Dataset items:
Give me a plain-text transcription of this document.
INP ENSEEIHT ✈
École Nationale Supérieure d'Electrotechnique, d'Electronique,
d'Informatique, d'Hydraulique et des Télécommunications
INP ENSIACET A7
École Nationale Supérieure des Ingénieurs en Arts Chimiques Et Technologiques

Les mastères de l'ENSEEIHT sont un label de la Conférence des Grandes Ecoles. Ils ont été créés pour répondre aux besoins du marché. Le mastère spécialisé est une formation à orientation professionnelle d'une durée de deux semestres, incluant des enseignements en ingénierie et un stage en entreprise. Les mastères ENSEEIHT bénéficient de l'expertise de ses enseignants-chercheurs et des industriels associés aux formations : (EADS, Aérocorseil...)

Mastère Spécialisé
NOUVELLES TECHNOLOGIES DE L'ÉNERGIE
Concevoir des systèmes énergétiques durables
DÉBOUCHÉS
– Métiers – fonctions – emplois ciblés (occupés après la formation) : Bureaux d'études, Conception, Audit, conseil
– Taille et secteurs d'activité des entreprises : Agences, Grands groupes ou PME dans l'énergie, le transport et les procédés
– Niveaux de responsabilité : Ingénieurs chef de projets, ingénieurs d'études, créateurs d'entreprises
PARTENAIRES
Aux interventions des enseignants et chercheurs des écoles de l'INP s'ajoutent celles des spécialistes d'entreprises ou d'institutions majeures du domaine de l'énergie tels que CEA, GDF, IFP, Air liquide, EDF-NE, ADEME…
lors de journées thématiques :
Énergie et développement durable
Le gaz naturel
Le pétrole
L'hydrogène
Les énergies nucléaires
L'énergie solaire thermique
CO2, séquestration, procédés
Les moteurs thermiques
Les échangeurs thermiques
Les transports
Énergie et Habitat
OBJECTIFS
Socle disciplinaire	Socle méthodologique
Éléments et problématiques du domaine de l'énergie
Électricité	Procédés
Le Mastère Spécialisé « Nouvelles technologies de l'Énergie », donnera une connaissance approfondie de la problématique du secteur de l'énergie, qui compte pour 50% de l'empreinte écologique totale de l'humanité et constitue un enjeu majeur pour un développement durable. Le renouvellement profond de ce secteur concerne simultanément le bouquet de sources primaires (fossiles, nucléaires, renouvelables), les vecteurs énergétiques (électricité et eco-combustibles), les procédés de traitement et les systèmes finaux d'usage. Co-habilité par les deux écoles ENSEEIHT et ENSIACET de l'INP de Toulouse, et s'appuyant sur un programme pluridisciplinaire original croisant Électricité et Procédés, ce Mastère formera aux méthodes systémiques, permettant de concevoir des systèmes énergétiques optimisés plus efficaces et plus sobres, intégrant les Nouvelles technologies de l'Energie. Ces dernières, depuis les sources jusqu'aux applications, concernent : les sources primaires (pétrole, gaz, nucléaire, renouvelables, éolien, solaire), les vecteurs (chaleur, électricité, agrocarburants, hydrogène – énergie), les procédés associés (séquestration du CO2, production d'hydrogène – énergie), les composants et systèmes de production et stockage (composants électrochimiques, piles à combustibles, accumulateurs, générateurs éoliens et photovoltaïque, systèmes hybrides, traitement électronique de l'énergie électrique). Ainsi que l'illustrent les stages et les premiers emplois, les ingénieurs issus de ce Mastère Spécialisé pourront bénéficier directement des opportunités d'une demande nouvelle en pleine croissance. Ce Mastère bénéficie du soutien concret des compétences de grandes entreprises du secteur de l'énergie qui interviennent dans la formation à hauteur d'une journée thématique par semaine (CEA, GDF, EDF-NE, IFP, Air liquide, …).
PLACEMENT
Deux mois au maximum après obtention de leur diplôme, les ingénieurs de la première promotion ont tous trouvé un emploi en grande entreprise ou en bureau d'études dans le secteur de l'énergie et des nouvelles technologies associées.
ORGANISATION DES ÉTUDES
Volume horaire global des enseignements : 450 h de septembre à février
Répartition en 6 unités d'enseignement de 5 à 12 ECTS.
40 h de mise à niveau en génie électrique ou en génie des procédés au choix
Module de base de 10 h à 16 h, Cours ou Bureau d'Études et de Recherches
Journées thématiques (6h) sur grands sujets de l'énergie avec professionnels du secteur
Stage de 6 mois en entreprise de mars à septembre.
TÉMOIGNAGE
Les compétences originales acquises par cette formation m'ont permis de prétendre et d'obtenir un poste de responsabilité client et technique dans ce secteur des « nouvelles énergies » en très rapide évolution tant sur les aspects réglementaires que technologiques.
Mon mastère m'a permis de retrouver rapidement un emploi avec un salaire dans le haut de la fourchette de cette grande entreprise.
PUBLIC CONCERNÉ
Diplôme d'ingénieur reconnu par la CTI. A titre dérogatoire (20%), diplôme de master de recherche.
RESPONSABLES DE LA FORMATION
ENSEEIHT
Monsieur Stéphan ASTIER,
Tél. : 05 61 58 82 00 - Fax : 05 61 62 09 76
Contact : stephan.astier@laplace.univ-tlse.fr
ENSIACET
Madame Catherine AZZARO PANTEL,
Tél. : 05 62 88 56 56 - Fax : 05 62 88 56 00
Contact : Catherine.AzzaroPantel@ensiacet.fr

→ WHAT TO WORK ON: From the preceding material, extract every line exactly.

→ EXERCISE OUTPUT:
Give me a plain-text transcription of this document.
INP ENSEEIHT ✈
École Nationale Supérieure d'Electrotechnique, d'Electronique,
d'Informatique, d'Hydraulique et des Télécommunications
INP ENSIACET A7
École Nationale Supérieure des Ingénieurs en Arts Chimiques Et Technologiques

Les mastères de l'ENSEEIHT sont un label de la Conférence des Grandes Ecoles. Ils ont été créés pour répondre aux besoins du marché. Le mastère spécialisé est une formation à orientation professionnelle d'une durée de deux semestres, incluant des enseignements en ingénierie et un stage en entreprise. Les mastères ENSEEIHT bénéficient de l'expertise de ses enseignants-chercheurs et des industriels associés aux formations : (EADS, Aérocorseil...)

Mastère Spécialisé
NOUVELLES TECHNOLOGIES DE L'ÉNERGIE
Concevoir des systèmes énergétiques durables
DÉBOUCHÉS
– Métiers – fonctions – emplois ciblés (occupés après la formation) : Bureaux d'études, Conception, Audit, conseil
– Taille et secteurs d'activité des entreprises : Agences, Grands groupes ou PME dans l'énergie, le transport et les procédés
– Niveaux de responsabilité : Ingénieurs chef de projets, ingénieurs d'études, créateurs d'entreprises
PARTENAIRES
Aux interventions des enseignants et chercheurs des écoles de l'INP s'ajoutent celles des spécialistes d'entreprises ou d'institutions majeures du domaine de l'énergie tels que CEA, GDF, IFP, Air liquide, EDF-NE, ADEME…
lors de journées thématiques :
Énergie et développement durable
Le gaz naturel
Le pétrole
L'hydrogène
Les énergies nucléaires
L'énergie solaire thermique
CO2, séquestration, procédés
Les moteurs thermiques
Les échangeurs thermiques
Les transports
Énergie et Habitat
OBJECTIFS
Socle disciplinaire	Socle méthodologique
Éléments et problématiques du domaine de l'énergie
Électricité	Procédés
Le Mastère Spécialisé « Nouvelles technologies de l'Énergie », donnera une connaissance approfondie de la problématique du secteur de l'énergie, qui compte pour 50% de l'empreinte écologique totale de l'humanité et constitue un enjeu majeur pour un développement durable. Le renouvellement profond de ce secteur concerne simultanément le bouquet de sources primaires (fossiles, nucléaires, renouvelables), les vecteurs énergétiques (électricité et eco-combustibles), les procédés de traitement et les systèmes finaux d'usage. Co-habilité par les deux écoles ENSEEIHT et ENSIACET de l'INP de Toulouse, et s'appuyant sur un programme pluridisciplinaire original croisant Électricité et Procédés, ce Mastère formera aux méthodes systémiques, permettant de concevoir des systèmes énergétiques optimisés plus efficaces et plus sobres, intégrant les Nouvelles technologies de l'Energie. Ces dernières, depuis les sources jusqu'aux applications, concernent : les sources primaires (pétrole, gaz, nucléaire, renouvelables, éolien, solaire), les vecteurs (chaleur, électricité, agrocarburants, hydrogène – énergie), les procédés associés (séquestration du CO2, production d'hydrogène – énergie), les composants et systèmes de production et stockage (composants électrochimiques, piles à combustibles, accumulateurs, générateurs éoliens et photovoltaïque, systèmes hybrides, traitement électronique de l'énergie électrique). Ainsi que l'illustrent les stages et les premiers emplois, les ingénieurs issus de ce Mastère Spécialisé pourront bénéficier directement des opportunités d'une demande nouvelle en pleine croissance. Ce Mastère bénéficie du soutien concret des compétences de grandes entreprises du secteur de l'énergie qui interviennent dans la formation à hauteur d'une journée thématique par semaine (CEA, GDF, EDF-NE, IFP, Air liquide, …).
PLACEMENT
Deux mois au maximum après obtention de leur diplôme, les ingénieurs de la première promotion ont tous trouvé un emploi en grande entreprise ou en bureau d'études dans le secteur de l'énergie et des nouvelles technologies associées.
ORGANISATION DES ÉTUDES
Volume horaire global des enseignements : 450 h de septembre à février
Répartition en 6 unités d'enseignement de 5 à 12 ECTS.
40 h de mise à niveau en génie électrique ou en génie des procédés au choix
Module de base de 10 h à 16 h, Cours ou Bureau d'Études et de Recherches
Journées thématiques (6h) sur grands sujets de l'énergie avec professionnels du secteur
Stage de 6 mois en entreprise de mars à septembre.
TÉMOIGNAGE
Les compétences originales acquises par cette formation m'ont permis de prétendre et d'obtenir un poste de responsabilité client et technique dans ce secteur des « nouvelles énergies » en très rapide évolution tant sur les aspects réglementaires que technologiques.
Mon mastère m'a permis de retrouver rapidement un emploi avec un salaire dans le haut de la fourchette de cette grande entreprise.
PUBLIC CONCERNÉ
Diplôme d'ingénieur reconnu par la CTI. A titre dérogatoire (20%), diplôme de master de recherche.
RESPONSABLES DE LA FORMATION
ENSEEIHT
Monsieur Stéphan ASTIER,
Tél. : 05 61 58 82 00 - Fax : 05 61 62 09 76
Contact : stephan.astier@laplace.univ-tlse.fr
ENSIACET
Madame Catherine AZZARO PANTEL,
Tél. : 05 62 88 56 56 - Fax : 05 62 88 56 00
Contact : Catherine.AzzaroPantel@ensiacet.fr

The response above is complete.